Stored items
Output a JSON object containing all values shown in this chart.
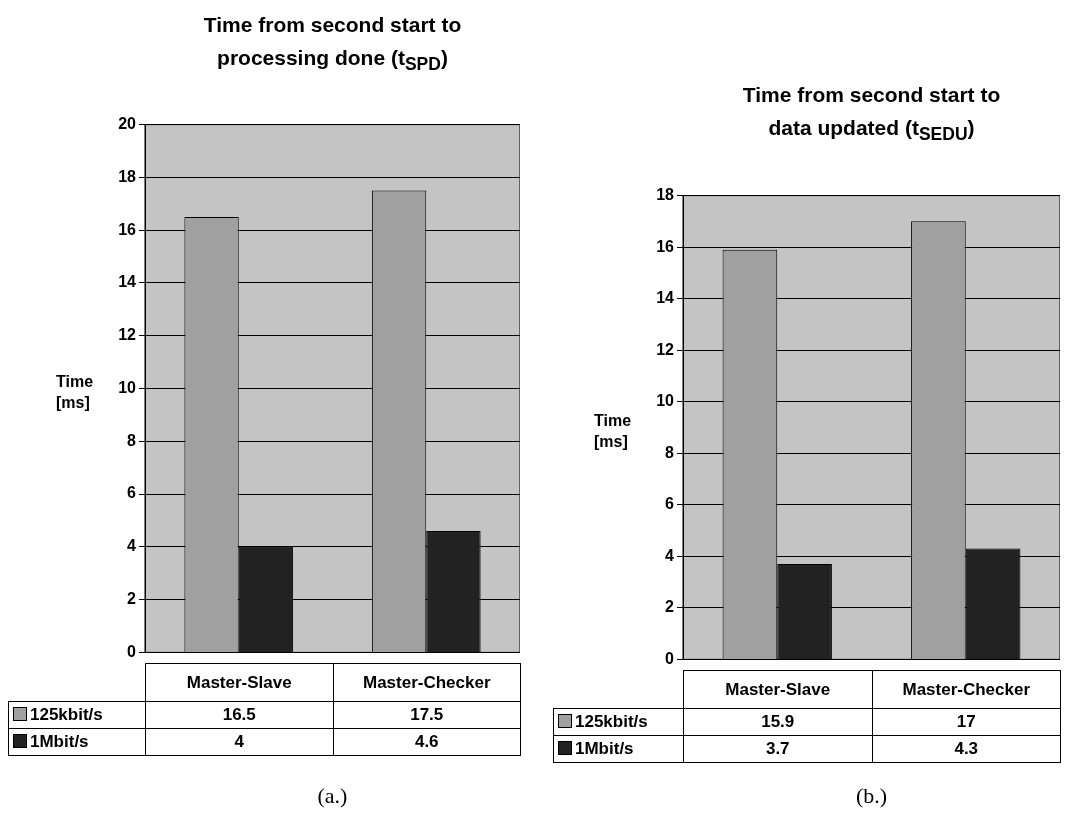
{
  "chart_data": [
    {
      "type": "bar",
      "title": "Time from second start to processing done (t$_{SPD}$)",
      "ylabel": "Time [ms]",
      "categories": [
        "Master-Slave",
        "Master-Checker"
      ],
      "series": [
        {
          "name": "125kbit/s",
          "color": "#a0a0a0",
          "values": [
            16.5,
            17.5
          ]
        },
        {
          "name": "1Mbit/s",
          "color": "#222222",
          "values": [
            4,
            4.6
          ]
        }
      ],
      "ylim": [
        0,
        20
      ],
      "yticks": [
        0,
        2,
        4,
        6,
        8,
        10,
        12,
        14,
        16,
        18,
        20
      ],
      "grid": "y",
      "legend": "bottom left",
      "data_labels": true,
      "annotations": [
        "(a.)"
      ]
    },
    {
      "type": "bar",
      "title": "Time from second start to data updated (t$_{SEDU}$)",
      "ylabel": "Time [ms]",
      "categories": [
        "Master-Slave",
        "Master-Checker"
      ],
      "series": [
        {
          "name": "125kbit/s",
          "color": "#a0a0a0",
          "values": [
            15.9,
            17
          ]
        },
        {
          "name": "1Mbit/s",
          "color": "#222222",
          "values": [
            3.7,
            4.3
          ]
        }
      ],
      "ylim": [
        0,
        18
      ],
      "yticks": [
        0,
        2,
        4,
        6,
        8,
        10,
        12,
        14,
        16,
        18
      ],
      "grid": "y",
      "legend": "bottom left",
      "data_labels": true,
      "annotations": [
        "(b.)"
      ]
    }
  ]
}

SET TASK: Copy every line of the data exactly as written, excluding the pictures.

CORRECT RESULT:
Output a JSON object containing all values shown in this chart.
{
  "chart_data": [
    {
      "type": "bar",
      "title": "Time from second start to processing done (t$_{SPD}$)",
      "ylabel": "Time [ms]",
      "categories": [
        "Master-Slave",
        "Master-Checker"
      ],
      "series": [
        {
          "name": "125kbit/s",
          "color": "#a0a0a0",
          "values": [
            16.5,
            17.5
          ]
        },
        {
          "name": "1Mbit/s",
          "color": "#222222",
          "values": [
            4,
            4.6
          ]
        }
      ],
      "ylim": [
        0,
        20
      ],
      "yticks": [
        0,
        2,
        4,
        6,
        8,
        10,
        12,
        14,
        16,
        18,
        20
      ],
      "grid": "y",
      "legend": "bottom left",
      "data_labels": true,
      "annotations": [
        "(a.)"
      ]
    },
    {
      "type": "bar",
      "title": "Time from second start to data updated (t$_{SEDU}$)",
      "ylabel": "Time [ms]",
      "categories": [
        "Master-Slave",
        "Master-Checker"
      ],
      "series": [
        {
          "name": "125kbit/s",
          "color": "#a0a0a0",
          "values": [
            15.9,
            17
          ]
        },
        {
          "name": "1Mbit/s",
          "color": "#222222",
          "values": [
            3.7,
            4.3
          ]
        }
      ],
      "ylim": [
        0,
        18
      ],
      "yticks": [
        0,
        2,
        4,
        6,
        8,
        10,
        12,
        14,
        16,
        18
      ],
      "grid": "y",
      "legend": "bottom left",
      "data_labels": true,
      "annotations": [
        "(b.)"
      ]
    }
  ]
}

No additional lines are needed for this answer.